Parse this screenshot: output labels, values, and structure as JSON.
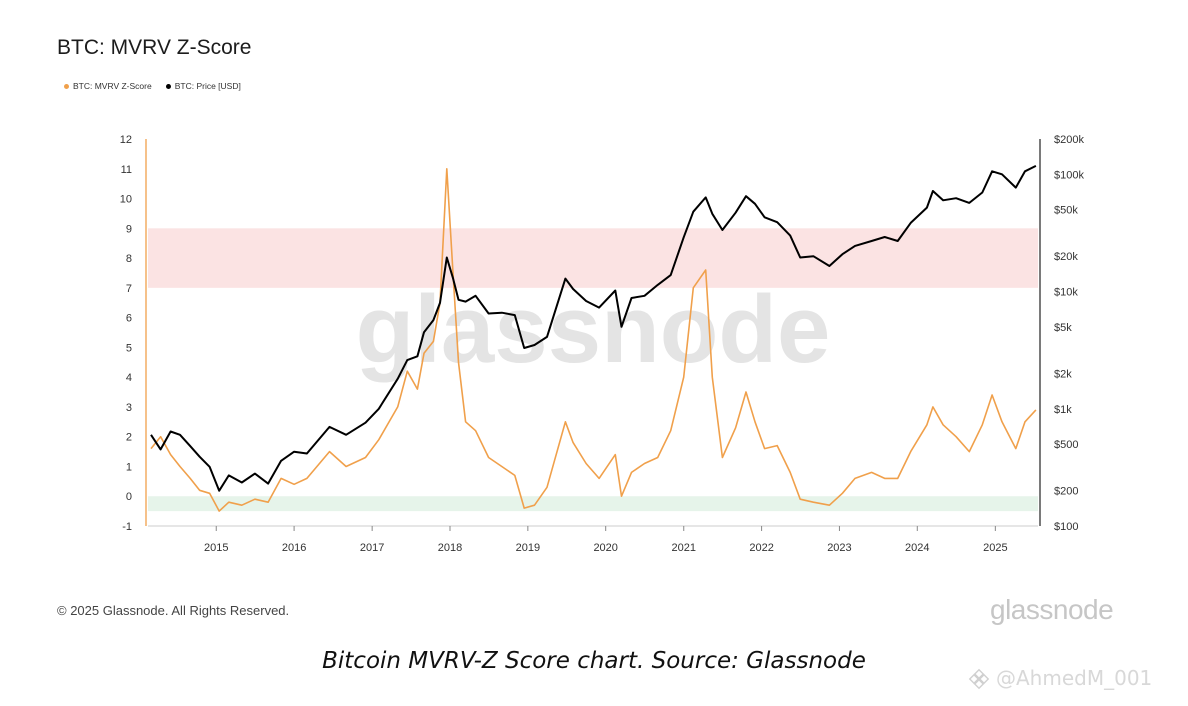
{
  "header": {
    "title": "BTC: MVRV Z-Score"
  },
  "legend": [
    {
      "label": "BTC: MVRV Z-Score",
      "color": "#f0a04b"
    },
    {
      "label": "BTC: Price [USD]",
      "color": "#000000"
    }
  ],
  "footer": {
    "copyright": "© 2025 Glassnode. All Rights Reserved.",
    "brand": "glassnode",
    "caption": "Bitcoin MVRV-Z Score chart. Source: Glassnode",
    "handle": "@AhmedM_001"
  },
  "watermark": "glassnode",
  "chart_data": {
    "type": "line",
    "title": "BTC: MVRV Z-Score",
    "x_ticks": [
      "2015",
      "2016",
      "2017",
      "2018",
      "2019",
      "2020",
      "2021",
      "2022",
      "2023",
      "2024",
      "2025"
    ],
    "y_left": {
      "ticks": [
        -1,
        0,
        1,
        2,
        3,
        4,
        5,
        6,
        7,
        8,
        9,
        10,
        11,
        12
      ],
      "range": [
        -1,
        12
      ]
    },
    "y_right": {
      "scale": "log",
      "ticks": [
        "$100",
        "$200",
        "$500",
        "$1k",
        "$2k",
        "$5k",
        "$10k",
        "$20k",
        "$50k",
        "$100k",
        "$200k"
      ],
      "tick_values": [
        100,
        200,
        500,
        1000,
        2000,
        5000,
        10000,
        20000,
        50000,
        100000,
        200000
      ],
      "range": [
        100,
        200000
      ]
    },
    "bands": [
      {
        "from": 7,
        "to": 9,
        "color": "#fbe3e3"
      },
      {
        "from": -0.5,
        "to": 0,
        "color": "#e6f4ea"
      }
    ],
    "series": [
      {
        "name": "BTC: MVRV Z-Score",
        "color": "#f0a04b",
        "axis": "left",
        "points": [
          [
            "2014-03-01",
            1.6
          ],
          [
            "2014-04-15",
            2.0
          ],
          [
            "2014-06-01",
            1.4
          ],
          [
            "2014-07-15",
            1.0
          ],
          [
            "2014-09-01",
            0.6
          ],
          [
            "2014-10-15",
            0.2
          ],
          [
            "2014-12-01",
            0.1
          ],
          [
            "2015-01-15",
            -0.5
          ],
          [
            "2015-03-01",
            -0.2
          ],
          [
            "2015-05-01",
            -0.3
          ],
          [
            "2015-07-01",
            -0.1
          ],
          [
            "2015-09-01",
            -0.2
          ],
          [
            "2015-11-01",
            0.6
          ],
          [
            "2016-01-01",
            0.4
          ],
          [
            "2016-03-01",
            0.6
          ],
          [
            "2016-06-15",
            1.5
          ],
          [
            "2016-09-01",
            1.0
          ],
          [
            "2016-12-01",
            1.3
          ],
          [
            "2017-02-01",
            1.9
          ],
          [
            "2017-05-01",
            3.0
          ],
          [
            "2017-06-15",
            4.2
          ],
          [
            "2017-08-01",
            3.6
          ],
          [
            "2017-09-01",
            4.8
          ],
          [
            "2017-10-15",
            5.2
          ],
          [
            "2017-11-15",
            6.5
          ],
          [
            "2017-12-17",
            11.0
          ],
          [
            "2018-01-15",
            7.5
          ],
          [
            "2018-02-10",
            4.5
          ],
          [
            "2018-03-15",
            2.5
          ],
          [
            "2018-05-01",
            2.2
          ],
          [
            "2018-07-01",
            1.3
          ],
          [
            "2018-09-01",
            1.0
          ],
          [
            "2018-11-01",
            0.7
          ],
          [
            "2018-12-15",
            -0.4
          ],
          [
            "2019-02-01",
            -0.3
          ],
          [
            "2019-04-01",
            0.3
          ],
          [
            "2019-06-26",
            2.5
          ],
          [
            "2019-08-01",
            1.8
          ],
          [
            "2019-10-01",
            1.1
          ],
          [
            "2019-12-01",
            0.6
          ],
          [
            "2020-02-15",
            1.4
          ],
          [
            "2020-03-15",
            0.0
          ],
          [
            "2020-05-01",
            0.8
          ],
          [
            "2020-07-01",
            1.1
          ],
          [
            "2020-09-01",
            1.3
          ],
          [
            "2020-11-01",
            2.2
          ],
          [
            "2021-01-01",
            4.0
          ],
          [
            "2021-02-15",
            7.0
          ],
          [
            "2021-04-14",
            7.6
          ],
          [
            "2021-05-15",
            4.0
          ],
          [
            "2021-07-01",
            1.3
          ],
          [
            "2021-09-01",
            2.3
          ],
          [
            "2021-10-20",
            3.5
          ],
          [
            "2021-12-01",
            2.5
          ],
          [
            "2022-01-15",
            1.6
          ],
          [
            "2022-03-15",
            1.7
          ],
          [
            "2022-05-15",
            0.8
          ],
          [
            "2022-07-01",
            -0.1
          ],
          [
            "2022-09-01",
            -0.2
          ],
          [
            "2022-11-15",
            -0.3
          ],
          [
            "2023-01-15",
            0.1
          ],
          [
            "2023-03-15",
            0.6
          ],
          [
            "2023-06-01",
            0.8
          ],
          [
            "2023-08-01",
            0.6
          ],
          [
            "2023-10-01",
            0.6
          ],
          [
            "2023-12-01",
            1.5
          ],
          [
            "2024-02-15",
            2.4
          ],
          [
            "2024-03-14",
            3.0
          ],
          [
            "2024-05-01",
            2.4
          ],
          [
            "2024-07-01",
            2.0
          ],
          [
            "2024-09-01",
            1.5
          ],
          [
            "2024-11-01",
            2.4
          ],
          [
            "2024-12-17",
            3.4
          ],
          [
            "2025-02-01",
            2.5
          ],
          [
            "2025-04-07",
            1.6
          ],
          [
            "2025-05-20",
            2.5
          ],
          [
            "2025-07-10",
            2.9
          ]
        ]
      },
      {
        "name": "BTC: Price [USD]",
        "color": "#000000",
        "axis": "right",
        "points": [
          [
            "2014-03-01",
            600
          ],
          [
            "2014-04-15",
            450
          ],
          [
            "2014-06-01",
            640
          ],
          [
            "2014-07-15",
            600
          ],
          [
            "2014-09-01",
            480
          ],
          [
            "2014-10-15",
            390
          ],
          [
            "2014-12-01",
            320
          ],
          [
            "2015-01-15",
            200
          ],
          [
            "2015-03-01",
            270
          ],
          [
            "2015-05-01",
            235
          ],
          [
            "2015-07-01",
            280
          ],
          [
            "2015-09-01",
            230
          ],
          [
            "2015-11-01",
            360
          ],
          [
            "2016-01-01",
            430
          ],
          [
            "2016-03-01",
            415
          ],
          [
            "2016-06-15",
            700
          ],
          [
            "2016-09-01",
            600
          ],
          [
            "2016-12-01",
            760
          ],
          [
            "2017-02-01",
            1000
          ],
          [
            "2017-05-01",
            1800
          ],
          [
            "2017-06-15",
            2600
          ],
          [
            "2017-08-01",
            2800
          ],
          [
            "2017-09-01",
            4500
          ],
          [
            "2017-10-15",
            5700
          ],
          [
            "2017-11-15",
            8000
          ],
          [
            "2017-12-17",
            19500
          ],
          [
            "2018-01-15",
            13000
          ],
          [
            "2018-02-10",
            8500
          ],
          [
            "2018-03-15",
            8200
          ],
          [
            "2018-05-01",
            9200
          ],
          [
            "2018-07-01",
            6500
          ],
          [
            "2018-09-01",
            6600
          ],
          [
            "2018-11-01",
            6300
          ],
          [
            "2018-12-15",
            3300
          ],
          [
            "2019-02-01",
            3500
          ],
          [
            "2019-04-01",
            4100
          ],
          [
            "2019-06-26",
            12900
          ],
          [
            "2019-08-01",
            10500
          ],
          [
            "2019-10-01",
            8300
          ],
          [
            "2019-12-01",
            7300
          ],
          [
            "2020-02-15",
            10200
          ],
          [
            "2020-03-15",
            5000
          ],
          [
            "2020-05-01",
            8800
          ],
          [
            "2020-07-01",
            9200
          ],
          [
            "2020-09-01",
            11400
          ],
          [
            "2020-11-01",
            13800
          ],
          [
            "2021-01-01",
            29000
          ],
          [
            "2021-02-15",
            48000
          ],
          [
            "2021-04-14",
            63500
          ],
          [
            "2021-05-15",
            46000
          ],
          [
            "2021-07-01",
            33500
          ],
          [
            "2021-09-01",
            47000
          ],
          [
            "2021-10-20",
            65000
          ],
          [
            "2021-12-01",
            56000
          ],
          [
            "2022-01-15",
            43000
          ],
          [
            "2022-03-15",
            39000
          ],
          [
            "2022-05-15",
            30000
          ],
          [
            "2022-07-01",
            19500
          ],
          [
            "2022-09-01",
            20000
          ],
          [
            "2022-11-15",
            16500
          ],
          [
            "2023-01-15",
            20800
          ],
          [
            "2023-03-15",
            24500
          ],
          [
            "2023-06-01",
            27000
          ],
          [
            "2023-08-01",
            29200
          ],
          [
            "2023-10-01",
            27000
          ],
          [
            "2023-12-01",
            38500
          ],
          [
            "2024-02-15",
            52000
          ],
          [
            "2024-03-14",
            72000
          ],
          [
            "2024-05-01",
            60000
          ],
          [
            "2024-07-01",
            62500
          ],
          [
            "2024-09-01",
            57000
          ],
          [
            "2024-11-01",
            70000
          ],
          [
            "2024-12-17",
            106000
          ],
          [
            "2025-02-01",
            100000
          ],
          [
            "2025-04-07",
            77000
          ],
          [
            "2025-05-20",
            106000
          ],
          [
            "2025-07-10",
            118000
          ]
        ]
      }
    ]
  }
}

EXERCISE DIRECTIONS:
Say how many lines in this material hold "MVRV", and say nothing else.

SOLUTION TO THIS PROBLEM:
5